■ Exercise objective ■
Restate the entries word for word, omitting nothing.

Some records:
☆ ☆ ☆ ☆ ☆ ☆ ☆

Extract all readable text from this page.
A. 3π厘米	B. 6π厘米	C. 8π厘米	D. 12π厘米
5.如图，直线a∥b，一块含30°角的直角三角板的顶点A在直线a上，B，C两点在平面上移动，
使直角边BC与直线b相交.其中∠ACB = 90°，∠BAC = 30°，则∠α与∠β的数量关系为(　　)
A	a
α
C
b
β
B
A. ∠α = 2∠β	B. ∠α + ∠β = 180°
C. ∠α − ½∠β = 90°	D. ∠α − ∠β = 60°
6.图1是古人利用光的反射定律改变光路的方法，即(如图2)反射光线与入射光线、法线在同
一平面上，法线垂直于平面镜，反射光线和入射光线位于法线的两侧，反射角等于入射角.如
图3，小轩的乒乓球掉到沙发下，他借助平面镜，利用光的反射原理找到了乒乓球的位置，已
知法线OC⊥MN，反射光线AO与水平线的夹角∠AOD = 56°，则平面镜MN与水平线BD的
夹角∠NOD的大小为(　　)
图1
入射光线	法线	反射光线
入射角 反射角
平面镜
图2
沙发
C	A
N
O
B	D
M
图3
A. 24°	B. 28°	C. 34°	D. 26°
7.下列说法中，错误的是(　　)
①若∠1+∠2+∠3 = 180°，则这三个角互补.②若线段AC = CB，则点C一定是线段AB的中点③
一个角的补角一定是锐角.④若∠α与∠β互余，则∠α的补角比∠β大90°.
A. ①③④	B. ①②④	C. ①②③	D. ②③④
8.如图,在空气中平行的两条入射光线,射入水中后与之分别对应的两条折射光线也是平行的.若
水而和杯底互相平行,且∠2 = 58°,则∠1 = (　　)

☆ ☆ ☆ ☆ ☆ ☆ ☆

■ Solution ■
Extract all readable text from this page.
A. 3π厘米	B. 6π厘米	C. 8π厘米	D. 12π厘米
5.如图，直线a∥b，一块含30°角的直角三角板的顶点A在直线a上，B，C两点在平面上移动，
使直角边BC与直线b相交.其中∠ACB = 90°，∠BAC = 30°，则∠α与∠β的数量关系为(　　)
A	a
α
C
b
β
B
A. ∠α = 2∠β	B. ∠α + ∠β = 180°
C. ∠α − ½∠β = 90°	D. ∠α − ∠β = 60°
6.图1是古人利用光的反射定律改变光路的方法，即(如图2)反射光线与入射光线、法线在同
一平面上，法线垂直于平面镜，反射光线和入射光线位于法线的两侧，反射角等于入射角.如
图3，小轩的乒乓球掉到沙发下，他借助平面镜，利用光的反射原理找到了乒乓球的位置，已
知法线OC⊥MN，反射光线AO与水平线的夹角∠AOD = 56°，则平面镜MN与水平线BD的
夹角∠NOD的大小为(　　)
图1
入射光线	法线	反射光线
入射角 反射角
平面镜
图2
沙发
C	A
N
O
B	D
M
图3
A. 24°	B. 28°	C. 34°	D. 26°
7.下列说法中，错误的是(　　)
①若∠1+∠2+∠3 = 180°，则这三个角互补.②若线段AC = CB，则点C一定是线段AB的中点③
一个角的补角一定是锐角.④若∠α与∠β互余，则∠α的补角比∠β大90°.
A. ①③④	B. ①②④	C. ①②③	D. ②③④
8.如图,在空气中平行的两条入射光线,射入水中后与之分别对应的两条折射光线也是平行的.若
水而和杯底互相平行,且∠2 = 58°,则∠1 = (　　)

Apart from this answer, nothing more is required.